◆ ENTRIES PROVIDED ◆
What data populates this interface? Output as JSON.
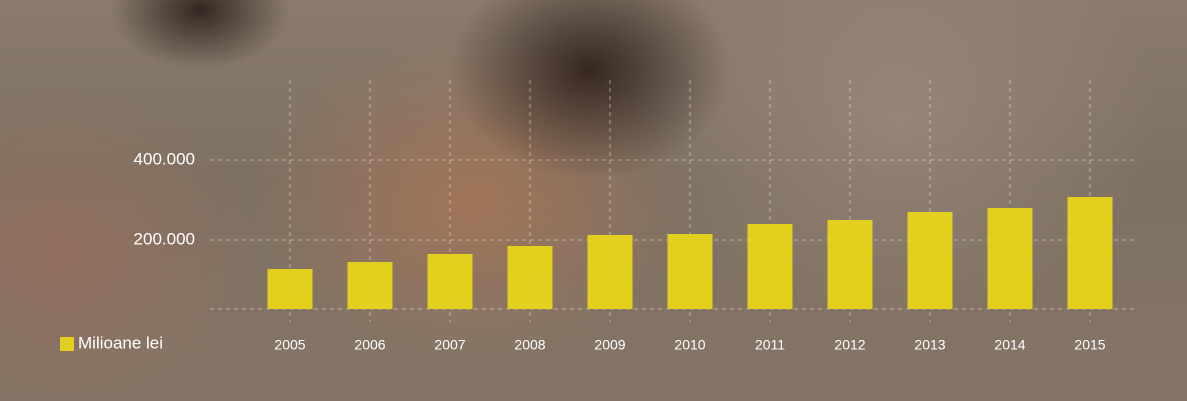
{
  "chart_data": {
    "type": "bar",
    "categories": [
      "2005",
      "2006",
      "2007",
      "2008",
      "2009",
      "2010",
      "2011",
      "2012",
      "2013",
      "2014",
      "2015"
    ],
    "series": [
      {
        "name": "Milioane lei",
        "color": "#e3d01e",
        "values": [
          127500,
          145000,
          165000,
          185000,
          212500,
          215000,
          240000,
          250000,
          270000,
          280000,
          307500
        ]
      }
    ],
    "ylim": [
      27500,
      600000
    ],
    "yticks": [
      {
        "value": 200000,
        "label": "200.000"
      },
      {
        "value": 400000,
        "label": "400.000"
      }
    ],
    "grid": true,
    "legend": "bottom-left"
  }
}
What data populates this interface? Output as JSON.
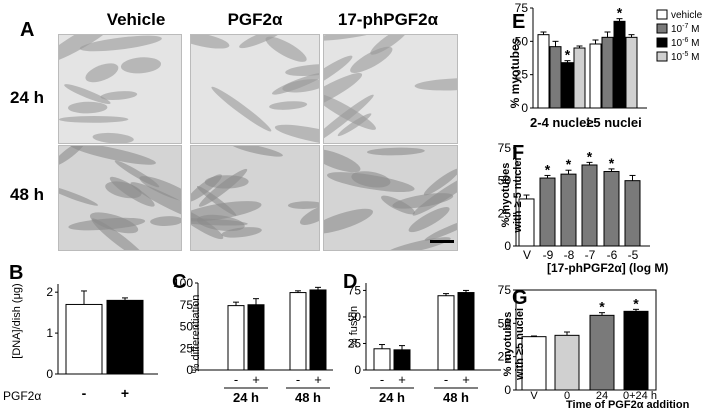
{
  "panel_A": {
    "label": "A",
    "columns": [
      "Vehicle",
      "PGF2α",
      "17-phPGF2α"
    ],
    "rows": [
      "24 h",
      "48 h"
    ]
  },
  "panel_B": {
    "label": "B",
    "ylabel": "[DNA]/dish (μg)",
    "xlabel": "PGF2α",
    "categories": [
      "-",
      "+"
    ]
  },
  "panel_C": {
    "label": "C",
    "ylabel": "% differentiation",
    "group_labels": [
      "24 h",
      "48 h"
    ],
    "categories": [
      "-",
      "+",
      "-",
      "+"
    ]
  },
  "panel_D": {
    "label": "D",
    "ylabel": "% fusion",
    "group_labels": [
      "24 h",
      "48 h"
    ],
    "categories": [
      "-",
      "+",
      "-",
      "+"
    ]
  },
  "panel_E": {
    "label": "E",
    "ylabel": "% myotubes",
    "group_labels": [
      "2-4 nuclei",
      "≥5 nuclei"
    ],
    "legend": [
      "vehicle",
      "10-7 M",
      "10-6 M",
      "10-5 M"
    ]
  },
  "panel_F": {
    "label": "F",
    "ylabel": "% myotubes with ≥ 5 nuclei",
    "xlabel": "[17-phPGF2α] (log M)",
    "categories": [
      "V",
      "-9",
      "-8",
      "-7",
      "-6",
      "-5"
    ]
  },
  "panel_G": {
    "label": "G",
    "ylabel": "% myotubes with ≥5 nuclei",
    "xlabel": "Time of PGF2α addition",
    "categories": [
      "V",
      "0",
      "24",
      "0+24 h"
    ]
  },
  "chart_data": [
    {
      "id": "B",
      "type": "bar",
      "categories": [
        "-",
        "+"
      ],
      "values": [
        1.7,
        1.8
      ],
      "errors": [
        0.33,
        0.06
      ],
      "colors": [
        "#ffffff",
        "#000000"
      ],
      "ylim": [
        0,
        2.2
      ],
      "yticks": [
        0,
        1,
        2
      ]
    },
    {
      "id": "C",
      "type": "bar",
      "categories": [
        "-",
        "+",
        "-",
        "+"
      ],
      "values": [
        74,
        75,
        89,
        92
      ],
      "errors": [
        4,
        7,
        2,
        3
      ],
      "colors": [
        "#ffffff",
        "#000000",
        "#ffffff",
        "#000000"
      ],
      "ylim": [
        0,
        100
      ],
      "yticks": [
        0,
        25,
        50,
        75,
        100
      ]
    },
    {
      "id": "D",
      "type": "bar",
      "categories": [
        "-",
        "+",
        "-",
        "+"
      ],
      "values": [
        20,
        19,
        70,
        73
      ],
      "errors": [
        4,
        4,
        2,
        2
      ],
      "colors": [
        "#ffffff",
        "#000000",
        "#ffffff",
        "#000000"
      ],
      "ylim": [
        0,
        82
      ],
      "yticks": [
        0,
        25,
        50,
        75
      ]
    },
    {
      "id": "E",
      "type": "bar",
      "categories": [
        "2-4 nuclei",
        "≥5 nuclei"
      ],
      "series": [
        {
          "name": "vehicle",
          "color": "#ffffff",
          "values": [
            55,
            48
          ],
          "errors": [
            2,
            3
          ]
        },
        {
          "name": "10-7 M",
          "color": "#7a7a7a",
          "values": [
            46,
            53
          ],
          "errors": [
            4,
            4
          ]
        },
        {
          "name": "10-6 M",
          "color": "#000000",
          "values": [
            34,
            65
          ],
          "errors": [
            1.5,
            2
          ]
        },
        {
          "name": "10-5 M",
          "color": "#d0d0d0",
          "values": [
            45,
            53
          ],
          "errors": [
            1.5,
            2
          ]
        }
      ],
      "significant": [
        [
          false,
          false,
          true,
          false
        ],
        [
          false,
          false,
          true,
          false
        ]
      ],
      "ylim": [
        0,
        75
      ],
      "yticks": [
        0,
        25,
        50,
        75
      ]
    },
    {
      "id": "F",
      "type": "bar",
      "categories": [
        "V",
        "-9",
        "-8",
        "-7",
        "-6",
        "-5"
      ],
      "values": [
        36,
        52,
        55,
        62,
        57,
        50
      ],
      "errors": [
        3,
        2,
        3,
        2,
        2,
        4
      ],
      "colors": [
        "#ffffff",
        "#7a7a7a",
        "#7a7a7a",
        "#7a7a7a",
        "#7a7a7a",
        "#7a7a7a"
      ],
      "significant": [
        false,
        true,
        true,
        true,
        true,
        false
      ],
      "ylim": [
        0,
        75
      ],
      "yticks": [
        0,
        25,
        50,
        75
      ]
    },
    {
      "id": "G",
      "type": "bar",
      "categories": [
        "V",
        "0",
        "24",
        "0+24 h"
      ],
      "values": [
        40,
        41,
        56,
        59
      ],
      "errors": [
        0.5,
        2.5,
        2,
        1.5
      ],
      "colors": [
        "#ffffff",
        "#d0d0d0",
        "#7a7a7a",
        "#000000"
      ],
      "significant": [
        false,
        false,
        true,
        true
      ],
      "ylim": [
        0,
        75
      ],
      "yticks": [
        0,
        25,
        50,
        75
      ]
    }
  ]
}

◆ TASK TO CARRY OUT ◆
Where a line in the entries holds the word "with", copy that line.

◆ EXPECTED OUTPUT ◆
    "ylabel": "% myotubes with ≥ 5 nuclei",
    "ylabel": "% myotubes with ≥5 nuclei",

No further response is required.